• _WHAT YOU HAVE TO DO_:
Please repeat all of the listing exactly.

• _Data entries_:
★ ★ ★ ★

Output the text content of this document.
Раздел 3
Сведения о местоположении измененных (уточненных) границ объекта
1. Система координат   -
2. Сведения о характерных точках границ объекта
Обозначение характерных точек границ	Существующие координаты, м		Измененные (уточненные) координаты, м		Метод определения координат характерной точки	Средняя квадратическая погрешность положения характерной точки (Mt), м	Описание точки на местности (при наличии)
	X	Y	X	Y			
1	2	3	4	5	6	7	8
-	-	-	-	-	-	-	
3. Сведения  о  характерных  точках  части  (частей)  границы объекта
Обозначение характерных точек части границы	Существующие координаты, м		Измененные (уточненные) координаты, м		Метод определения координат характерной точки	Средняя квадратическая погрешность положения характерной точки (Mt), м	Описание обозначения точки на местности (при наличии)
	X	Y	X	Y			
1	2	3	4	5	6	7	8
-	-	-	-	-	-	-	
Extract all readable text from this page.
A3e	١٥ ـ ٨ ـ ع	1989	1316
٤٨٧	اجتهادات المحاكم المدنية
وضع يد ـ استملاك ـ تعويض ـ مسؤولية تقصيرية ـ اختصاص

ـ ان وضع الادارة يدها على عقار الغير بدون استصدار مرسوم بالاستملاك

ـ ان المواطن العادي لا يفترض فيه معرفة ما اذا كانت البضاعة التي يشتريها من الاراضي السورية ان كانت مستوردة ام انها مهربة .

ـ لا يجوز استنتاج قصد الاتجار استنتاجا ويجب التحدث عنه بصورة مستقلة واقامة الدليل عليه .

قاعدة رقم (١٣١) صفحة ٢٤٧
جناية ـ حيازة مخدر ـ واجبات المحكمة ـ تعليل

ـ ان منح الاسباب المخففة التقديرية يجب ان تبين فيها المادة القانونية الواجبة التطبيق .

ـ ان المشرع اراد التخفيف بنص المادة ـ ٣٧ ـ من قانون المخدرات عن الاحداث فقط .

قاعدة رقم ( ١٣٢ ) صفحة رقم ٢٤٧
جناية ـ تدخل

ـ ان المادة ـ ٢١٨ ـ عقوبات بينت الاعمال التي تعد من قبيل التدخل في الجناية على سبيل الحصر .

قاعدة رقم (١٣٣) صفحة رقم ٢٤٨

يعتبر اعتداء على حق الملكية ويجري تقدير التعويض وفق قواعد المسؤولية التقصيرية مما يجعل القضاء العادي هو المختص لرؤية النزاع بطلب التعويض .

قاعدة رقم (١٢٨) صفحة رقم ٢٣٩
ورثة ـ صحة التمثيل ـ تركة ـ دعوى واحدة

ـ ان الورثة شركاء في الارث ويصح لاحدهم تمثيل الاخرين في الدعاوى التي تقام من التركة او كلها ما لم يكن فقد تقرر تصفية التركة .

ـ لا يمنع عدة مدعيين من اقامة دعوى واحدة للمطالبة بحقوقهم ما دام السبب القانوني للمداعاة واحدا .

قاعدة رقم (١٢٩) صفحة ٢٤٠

★ ★ ★ ★

• _CORRECT OUTPUT_:
Output the text content of this document.
Раздел 3
Сведения о местоположении измененных (уточненных) границ объекта
1. Система координат   -
2. Сведения о характерных точках границ объекта
Обозначение характерных точек границ	Существующие координаты, м		Измененные (уточненные) координаты, м		Метод определения координат характерной точки	Средняя квадратическая погрешность положения характерной точки (Mt), м	Описание точки на местности (при наличии)
	X	Y	X	Y			
1	2	3	4	5	6	7	8
-	-	-	-	-	-	-	
3. Сведения  о  характерных  точках  части  (частей)  границы объекта
Обозначение характерных точек части границы	Существующие координаты, м		Измененные (уточненные) координаты, м		Метод определения координат характерной точки	Средняя квадратическая погрешность положения характерной точки (Mt), м	Описание обозначения точки на местности (при наличии)
	X	Y	X	Y			
1	2	3	4	5	6	7	8
-	-	-	-	-	-	-	
Extract all readable text from this page.
A3e	١٥ ـ ٨ ـ ع	1989	1316
٤٨٧	اجتهادات المحاكم المدنية
وضع يد ـ استملاك ـ تعويض ـ مسؤولية تقصيرية ـ اختصاص

ـ ان وضع الادارة يدها على عقار الغير بدون استصدار مرسوم بالاستملاك

ـ ان المواطن العادي لا يفترض فيه معرفة ما اذا كانت البضاعة التي يشتريها من الاراضي السورية ان كانت مستوردة ام انها مهربة .

ـ لا يجوز استنتاج قصد الاتجار استنتاجا ويجب التحدث عنه بصورة مستقلة واقامة الدليل عليه .

قاعدة رقم (١٣١) صفحة ٢٤٧
جناية ـ حيازة مخدر ـ واجبات المحكمة ـ تعليل

ـ ان منح الاسباب المخففة التقديرية يجب ان تبين فيها المادة القانونية الواجبة التطبيق .

ـ ان المشرع اراد التخفيف بنص المادة ـ ٣٧ ـ من قانون المخدرات عن الاحداث فقط .

قاعدة رقم ( ١٣٢ ) صفحة رقم ٢٤٧
جناية ـ تدخل

ـ ان المادة ـ ٢١٨ ـ عقوبات بينت الاعمال التي تعد من قبيل التدخل في الجناية على سبيل الحصر .

قاعدة رقم (١٣٣) صفحة رقم ٢٤٨

يعتبر اعتداء على حق الملكية ويجري تقدير التعويض وفق قواعد المسؤولية التقصيرية مما يجعل القضاء العادي هو المختص لرؤية النزاع بطلب التعويض .

قاعدة رقم (١٢٨) صفحة رقم ٢٣٩
ورثة ـ صحة التمثيل ـ تركة ـ دعوى واحدة

ـ ان الورثة شركاء في الارث ويصح لاحدهم تمثيل الاخرين في الدعاوى التي تقام من التركة او كلها ما لم يكن فقد تقرر تصفية التركة .

ـ لا يمنع عدة مدعيين من اقامة دعوى واحدة للمطالبة بحقوقهم ما دام السبب القانوني للمداعاة واحدا .

قاعدة رقم (١٢٩) صفحة ٢٤٠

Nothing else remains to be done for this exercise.